What you will do
Note how many lines include the word "text", and give that number by itself.

Data provided
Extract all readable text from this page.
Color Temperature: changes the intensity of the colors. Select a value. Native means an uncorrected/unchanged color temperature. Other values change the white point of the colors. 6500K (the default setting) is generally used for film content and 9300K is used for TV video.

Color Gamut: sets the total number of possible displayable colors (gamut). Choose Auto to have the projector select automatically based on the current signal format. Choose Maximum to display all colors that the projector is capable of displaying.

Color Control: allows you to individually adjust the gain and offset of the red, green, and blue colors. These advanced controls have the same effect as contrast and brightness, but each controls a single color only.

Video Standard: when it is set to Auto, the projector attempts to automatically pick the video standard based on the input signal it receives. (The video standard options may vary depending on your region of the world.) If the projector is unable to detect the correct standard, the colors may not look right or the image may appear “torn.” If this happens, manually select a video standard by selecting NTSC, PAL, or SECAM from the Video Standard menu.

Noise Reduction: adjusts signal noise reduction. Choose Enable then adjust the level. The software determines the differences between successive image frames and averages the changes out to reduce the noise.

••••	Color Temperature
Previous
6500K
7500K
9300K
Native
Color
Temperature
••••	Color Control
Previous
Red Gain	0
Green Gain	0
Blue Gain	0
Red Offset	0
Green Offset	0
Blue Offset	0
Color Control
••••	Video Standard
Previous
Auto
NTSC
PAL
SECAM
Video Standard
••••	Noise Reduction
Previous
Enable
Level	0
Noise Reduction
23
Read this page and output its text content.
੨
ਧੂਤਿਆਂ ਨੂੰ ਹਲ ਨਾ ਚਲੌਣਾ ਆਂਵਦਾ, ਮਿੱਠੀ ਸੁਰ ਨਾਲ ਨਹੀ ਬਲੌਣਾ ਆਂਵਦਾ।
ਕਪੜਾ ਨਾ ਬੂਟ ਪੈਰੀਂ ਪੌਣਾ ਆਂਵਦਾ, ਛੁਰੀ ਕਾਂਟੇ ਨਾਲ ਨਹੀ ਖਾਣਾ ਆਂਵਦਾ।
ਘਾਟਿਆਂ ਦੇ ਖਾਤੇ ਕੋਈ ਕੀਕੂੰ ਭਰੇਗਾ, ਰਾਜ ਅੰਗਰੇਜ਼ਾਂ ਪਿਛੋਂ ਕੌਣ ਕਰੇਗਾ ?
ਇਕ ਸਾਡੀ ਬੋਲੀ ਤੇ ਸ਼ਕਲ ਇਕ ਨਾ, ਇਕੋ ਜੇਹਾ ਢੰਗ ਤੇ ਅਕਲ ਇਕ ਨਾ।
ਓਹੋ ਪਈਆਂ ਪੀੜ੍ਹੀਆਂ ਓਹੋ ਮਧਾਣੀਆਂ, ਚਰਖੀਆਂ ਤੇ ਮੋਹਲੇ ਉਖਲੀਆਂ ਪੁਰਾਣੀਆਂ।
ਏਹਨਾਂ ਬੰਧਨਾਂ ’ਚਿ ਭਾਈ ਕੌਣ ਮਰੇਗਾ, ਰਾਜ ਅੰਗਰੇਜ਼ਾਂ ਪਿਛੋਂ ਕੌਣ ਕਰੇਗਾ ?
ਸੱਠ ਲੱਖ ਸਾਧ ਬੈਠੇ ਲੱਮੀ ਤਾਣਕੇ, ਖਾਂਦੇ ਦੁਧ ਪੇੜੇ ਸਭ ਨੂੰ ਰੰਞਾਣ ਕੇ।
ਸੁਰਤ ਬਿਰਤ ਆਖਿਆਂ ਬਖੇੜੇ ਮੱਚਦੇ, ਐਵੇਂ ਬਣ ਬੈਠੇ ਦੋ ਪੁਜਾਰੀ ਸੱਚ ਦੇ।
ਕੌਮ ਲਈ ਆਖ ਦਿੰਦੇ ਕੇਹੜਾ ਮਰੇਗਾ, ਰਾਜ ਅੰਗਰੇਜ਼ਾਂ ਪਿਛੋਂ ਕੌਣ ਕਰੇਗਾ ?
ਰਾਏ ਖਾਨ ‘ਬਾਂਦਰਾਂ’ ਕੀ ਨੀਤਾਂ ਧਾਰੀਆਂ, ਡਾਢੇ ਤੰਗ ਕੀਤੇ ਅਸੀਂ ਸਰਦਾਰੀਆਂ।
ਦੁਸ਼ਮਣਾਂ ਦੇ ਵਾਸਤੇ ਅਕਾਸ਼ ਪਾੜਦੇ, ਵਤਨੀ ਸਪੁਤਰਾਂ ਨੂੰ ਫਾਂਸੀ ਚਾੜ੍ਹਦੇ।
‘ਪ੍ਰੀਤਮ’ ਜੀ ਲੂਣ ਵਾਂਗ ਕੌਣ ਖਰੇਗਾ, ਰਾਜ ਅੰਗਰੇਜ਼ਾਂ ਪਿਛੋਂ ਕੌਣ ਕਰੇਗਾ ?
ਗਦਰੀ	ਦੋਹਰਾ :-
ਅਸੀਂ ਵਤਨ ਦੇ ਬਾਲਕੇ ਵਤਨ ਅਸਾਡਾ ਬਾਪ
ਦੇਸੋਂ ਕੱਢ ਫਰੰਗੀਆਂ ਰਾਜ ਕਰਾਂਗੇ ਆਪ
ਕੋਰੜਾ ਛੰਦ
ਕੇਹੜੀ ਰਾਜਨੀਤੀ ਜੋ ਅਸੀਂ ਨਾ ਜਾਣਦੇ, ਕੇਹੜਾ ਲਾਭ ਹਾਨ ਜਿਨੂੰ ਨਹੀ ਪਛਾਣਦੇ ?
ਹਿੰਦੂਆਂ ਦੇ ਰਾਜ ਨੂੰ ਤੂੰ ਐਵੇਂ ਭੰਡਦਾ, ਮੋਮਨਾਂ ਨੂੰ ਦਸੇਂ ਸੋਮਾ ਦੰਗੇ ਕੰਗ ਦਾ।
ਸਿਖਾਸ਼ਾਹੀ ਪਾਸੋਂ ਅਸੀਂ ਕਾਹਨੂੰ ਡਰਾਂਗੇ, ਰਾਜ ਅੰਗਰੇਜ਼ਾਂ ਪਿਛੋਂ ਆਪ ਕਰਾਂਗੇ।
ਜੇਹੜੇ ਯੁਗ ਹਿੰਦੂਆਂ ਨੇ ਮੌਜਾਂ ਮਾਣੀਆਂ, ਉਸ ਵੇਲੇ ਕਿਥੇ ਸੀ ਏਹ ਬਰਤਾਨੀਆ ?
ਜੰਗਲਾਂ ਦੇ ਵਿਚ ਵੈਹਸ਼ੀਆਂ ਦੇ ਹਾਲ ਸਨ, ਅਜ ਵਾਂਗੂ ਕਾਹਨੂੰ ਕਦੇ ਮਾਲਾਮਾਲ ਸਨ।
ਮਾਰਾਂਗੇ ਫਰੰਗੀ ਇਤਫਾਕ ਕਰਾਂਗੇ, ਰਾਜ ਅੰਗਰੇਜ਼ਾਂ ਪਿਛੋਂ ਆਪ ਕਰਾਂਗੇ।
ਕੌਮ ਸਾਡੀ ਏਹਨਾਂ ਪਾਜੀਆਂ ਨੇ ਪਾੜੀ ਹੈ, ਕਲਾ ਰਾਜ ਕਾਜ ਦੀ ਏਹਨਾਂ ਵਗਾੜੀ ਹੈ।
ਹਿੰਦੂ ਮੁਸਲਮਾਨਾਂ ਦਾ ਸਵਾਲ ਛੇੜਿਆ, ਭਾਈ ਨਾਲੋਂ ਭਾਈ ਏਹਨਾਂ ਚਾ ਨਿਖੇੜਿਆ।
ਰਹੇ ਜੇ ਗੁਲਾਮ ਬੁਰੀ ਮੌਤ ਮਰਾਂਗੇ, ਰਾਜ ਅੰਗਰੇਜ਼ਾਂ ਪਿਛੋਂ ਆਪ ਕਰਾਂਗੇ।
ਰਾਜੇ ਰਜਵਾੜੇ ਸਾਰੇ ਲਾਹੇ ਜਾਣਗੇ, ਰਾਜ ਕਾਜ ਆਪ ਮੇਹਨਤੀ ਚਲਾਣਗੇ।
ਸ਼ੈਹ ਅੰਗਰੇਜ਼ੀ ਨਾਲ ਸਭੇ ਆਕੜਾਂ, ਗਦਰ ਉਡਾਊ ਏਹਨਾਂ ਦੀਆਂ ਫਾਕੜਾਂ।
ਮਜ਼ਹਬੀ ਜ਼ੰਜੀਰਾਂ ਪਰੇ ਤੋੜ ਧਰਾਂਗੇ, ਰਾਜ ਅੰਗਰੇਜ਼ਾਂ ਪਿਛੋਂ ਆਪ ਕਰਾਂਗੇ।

Written response
2